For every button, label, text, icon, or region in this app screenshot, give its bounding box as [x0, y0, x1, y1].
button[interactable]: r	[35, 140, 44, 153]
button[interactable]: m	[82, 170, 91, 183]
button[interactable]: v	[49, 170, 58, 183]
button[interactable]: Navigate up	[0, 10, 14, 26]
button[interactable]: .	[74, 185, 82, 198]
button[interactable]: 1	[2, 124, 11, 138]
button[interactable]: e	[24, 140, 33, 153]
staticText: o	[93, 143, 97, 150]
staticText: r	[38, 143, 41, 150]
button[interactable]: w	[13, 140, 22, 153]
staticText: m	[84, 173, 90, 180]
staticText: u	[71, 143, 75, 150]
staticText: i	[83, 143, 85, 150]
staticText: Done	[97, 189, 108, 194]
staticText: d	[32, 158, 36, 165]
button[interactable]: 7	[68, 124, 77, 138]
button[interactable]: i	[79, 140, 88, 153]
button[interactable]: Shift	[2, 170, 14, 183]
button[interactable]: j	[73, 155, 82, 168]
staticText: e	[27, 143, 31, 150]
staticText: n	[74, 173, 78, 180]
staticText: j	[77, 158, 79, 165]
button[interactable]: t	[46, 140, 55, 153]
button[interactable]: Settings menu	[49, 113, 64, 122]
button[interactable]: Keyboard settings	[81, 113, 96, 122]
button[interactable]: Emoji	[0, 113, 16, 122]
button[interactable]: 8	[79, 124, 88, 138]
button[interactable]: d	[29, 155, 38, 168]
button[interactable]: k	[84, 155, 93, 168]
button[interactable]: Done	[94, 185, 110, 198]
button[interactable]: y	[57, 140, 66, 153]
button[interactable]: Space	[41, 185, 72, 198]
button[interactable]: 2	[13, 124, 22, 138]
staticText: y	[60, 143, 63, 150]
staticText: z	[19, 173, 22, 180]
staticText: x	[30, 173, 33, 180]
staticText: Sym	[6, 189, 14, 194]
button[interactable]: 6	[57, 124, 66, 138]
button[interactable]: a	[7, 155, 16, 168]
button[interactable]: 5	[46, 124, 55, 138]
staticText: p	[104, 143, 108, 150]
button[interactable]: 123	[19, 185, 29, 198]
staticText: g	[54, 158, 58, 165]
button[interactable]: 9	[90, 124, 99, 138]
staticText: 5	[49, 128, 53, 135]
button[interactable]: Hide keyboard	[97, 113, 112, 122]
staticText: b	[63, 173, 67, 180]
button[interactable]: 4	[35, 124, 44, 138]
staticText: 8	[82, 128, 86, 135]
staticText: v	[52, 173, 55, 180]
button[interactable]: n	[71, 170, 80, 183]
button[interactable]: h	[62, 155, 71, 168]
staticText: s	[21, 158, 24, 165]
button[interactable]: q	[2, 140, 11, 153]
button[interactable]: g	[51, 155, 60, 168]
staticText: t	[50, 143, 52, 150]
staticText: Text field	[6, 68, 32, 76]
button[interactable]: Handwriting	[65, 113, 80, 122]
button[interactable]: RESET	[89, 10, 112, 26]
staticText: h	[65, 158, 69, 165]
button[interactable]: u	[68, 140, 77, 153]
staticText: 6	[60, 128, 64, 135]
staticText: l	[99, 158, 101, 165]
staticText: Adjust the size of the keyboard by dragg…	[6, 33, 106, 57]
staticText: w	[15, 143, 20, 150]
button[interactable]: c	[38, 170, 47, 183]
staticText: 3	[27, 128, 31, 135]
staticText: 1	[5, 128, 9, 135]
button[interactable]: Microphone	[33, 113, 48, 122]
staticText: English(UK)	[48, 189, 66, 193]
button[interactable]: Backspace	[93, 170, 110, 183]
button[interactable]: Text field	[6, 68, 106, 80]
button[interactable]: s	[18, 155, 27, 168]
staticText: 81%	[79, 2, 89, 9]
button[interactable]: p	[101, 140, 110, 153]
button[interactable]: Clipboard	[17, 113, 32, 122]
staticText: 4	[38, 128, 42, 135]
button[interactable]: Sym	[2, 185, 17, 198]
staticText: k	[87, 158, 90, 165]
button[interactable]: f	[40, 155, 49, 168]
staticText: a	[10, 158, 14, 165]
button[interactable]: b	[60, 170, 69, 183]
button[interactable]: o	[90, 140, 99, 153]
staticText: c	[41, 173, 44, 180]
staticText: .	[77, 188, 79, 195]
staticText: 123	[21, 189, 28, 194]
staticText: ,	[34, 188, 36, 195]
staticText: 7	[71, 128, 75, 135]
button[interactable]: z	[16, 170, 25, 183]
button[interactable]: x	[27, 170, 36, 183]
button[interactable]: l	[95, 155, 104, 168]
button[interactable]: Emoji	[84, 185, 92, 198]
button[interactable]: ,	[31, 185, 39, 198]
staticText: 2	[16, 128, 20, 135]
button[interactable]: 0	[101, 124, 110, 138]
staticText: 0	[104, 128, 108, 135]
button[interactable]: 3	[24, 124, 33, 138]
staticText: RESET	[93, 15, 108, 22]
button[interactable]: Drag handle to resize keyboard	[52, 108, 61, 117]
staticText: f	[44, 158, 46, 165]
◇ ◇ ◇
● **Stated problem**
Rewrite the records with every "interactable" changed to "clickable" and everything else left as it is.

● **Exercise result**
For every button, label, text, icon, or region in this app screenshot, give its bounding box as [x0, y0, x1, y1].
button[clickable]: r	[35, 140, 44, 153]
button[clickable]: m	[82, 170, 91, 183]
button[clickable]: v	[49, 170, 58, 183]
button[clickable]: Navigate up	[0, 10, 14, 26]
button[clickable]: .	[74, 185, 82, 198]
button[clickable]: 1	[2, 124, 11, 138]
button[clickable]: e	[24, 140, 33, 153]
staticText: o	[93, 143, 97, 150]
staticText: r	[38, 143, 41, 150]
button[clickable]: w	[13, 140, 22, 153]
staticText: m	[84, 173, 90, 180]
staticText: u	[71, 143, 75, 150]
staticText: i	[83, 143, 85, 150]
staticText: Done	[97, 189, 108, 194]
staticText: d	[32, 158, 36, 165]
button[clickable]: 7	[68, 124, 77, 138]
button[clickable]: i	[79, 140, 88, 153]
button[clickable]: Shift	[2, 170, 14, 183]
button[clickable]: j	[73, 155, 82, 168]
staticText: e	[27, 143, 31, 150]
staticText: n	[74, 173, 78, 180]
staticText: j	[77, 158, 79, 165]
button[clickable]: t	[46, 140, 55, 153]
button[clickable]: Settings menu	[49, 113, 64, 122]
button[clickable]: Keyboard settings	[81, 113, 96, 122]
button[clickable]: Emoji	[0, 113, 16, 122]
button[clickable]: 8	[79, 124, 88, 138]
button[clickable]: d	[29, 155, 38, 168]
button[clickable]: k	[84, 155, 93, 168]
button[clickable]: Done	[94, 185, 110, 198]
button[clickable]: y	[57, 140, 66, 153]
button[clickable]: Space	[41, 185, 72, 198]
button[clickable]: 2	[13, 124, 22, 138]
staticText: y	[60, 143, 63, 150]
staticText: z	[19, 173, 22, 180]
staticText: x	[30, 173, 33, 180]
staticText: Sym	[6, 189, 14, 194]
button[clickable]: 6	[57, 124, 66, 138]
button[clickable]: a	[7, 155, 16, 168]
button[clickable]: 5	[46, 124, 55, 138]
staticText: p	[104, 143, 108, 150]
button[clickable]: 123	[19, 185, 29, 198]
staticText: g	[54, 158, 58, 165]
button[clickable]: 9	[90, 124, 99, 138]
staticText: 5	[49, 128, 53, 135]
button[clickable]: Hide keyboard	[97, 113, 112, 122]
staticText: b	[63, 173, 67, 180]
button[clickable]: 4	[35, 124, 44, 138]
staticText: 8	[82, 128, 86, 135]
staticText: v	[52, 173, 55, 180]
button[clickable]: n	[71, 170, 80, 183]
button[clickable]: h	[62, 155, 71, 168]
staticText: s	[21, 158, 24, 165]
button[clickable]: q	[2, 140, 11, 153]
button[clickable]: g	[51, 155, 60, 168]
staticText: t	[50, 143, 52, 150]
staticText: Text field	[6, 68, 32, 76]
button[clickable]: Handwriting	[65, 113, 80, 122]
button[clickable]: RESET	[89, 10, 112, 26]
staticText: h	[65, 158, 69, 165]
button[clickable]: u	[68, 140, 77, 153]
staticText: 6	[60, 128, 64, 135]
staticText: l	[99, 158, 101, 165]
staticText: Adjust the size of the keyboard by dragg…	[6, 33, 106, 57]
staticText: w	[15, 143, 20, 150]
button[clickable]: c	[38, 170, 47, 183]
staticText: 3	[27, 128, 31, 135]
staticText: 1	[5, 128, 9, 135]
button[clickable]: Microphone	[33, 113, 48, 122]
staticText: English(UK)	[48, 189, 66, 193]
button[clickable]: Backspace	[93, 170, 110, 183]
button[clickable]: Text field	[6, 68, 106, 80]
button[clickable]: s	[18, 155, 27, 168]
staticText: 81%	[79, 2, 89, 9]
button[clickable]: p	[101, 140, 110, 153]
button[clickable]: Clipboard	[17, 113, 32, 122]
staticText: 4	[38, 128, 42, 135]
button[clickable]: Sym	[2, 185, 17, 198]
staticText: k	[87, 158, 90, 165]
button[clickable]: f	[40, 155, 49, 168]
staticText: a	[10, 158, 14, 165]
button[clickable]: b	[60, 170, 69, 183]
button[clickable]: o	[90, 140, 99, 153]
staticText: c	[41, 173, 44, 180]
staticText: .	[77, 188, 79, 195]
staticText: 123	[21, 189, 28, 194]
staticText: ,	[34, 188, 36, 195]
staticText: 7	[71, 128, 75, 135]
button[clickable]: z	[16, 170, 25, 183]
button[clickable]: x	[27, 170, 36, 183]
button[clickable]: l	[95, 155, 104, 168]
button[clickable]: Emoji	[84, 185, 92, 198]
button[clickable]: ,	[31, 185, 39, 198]
staticText: 2	[16, 128, 20, 135]
button[clickable]: 0	[101, 124, 110, 138]
staticText: 0	[104, 128, 108, 135]
button[clickable]: 3	[24, 124, 33, 138]
staticText: RESET	[93, 15, 108, 22]
button[clickable]: Drag handle to resize keyboard	[52, 108, 61, 117]
staticText: f	[44, 158, 46, 165]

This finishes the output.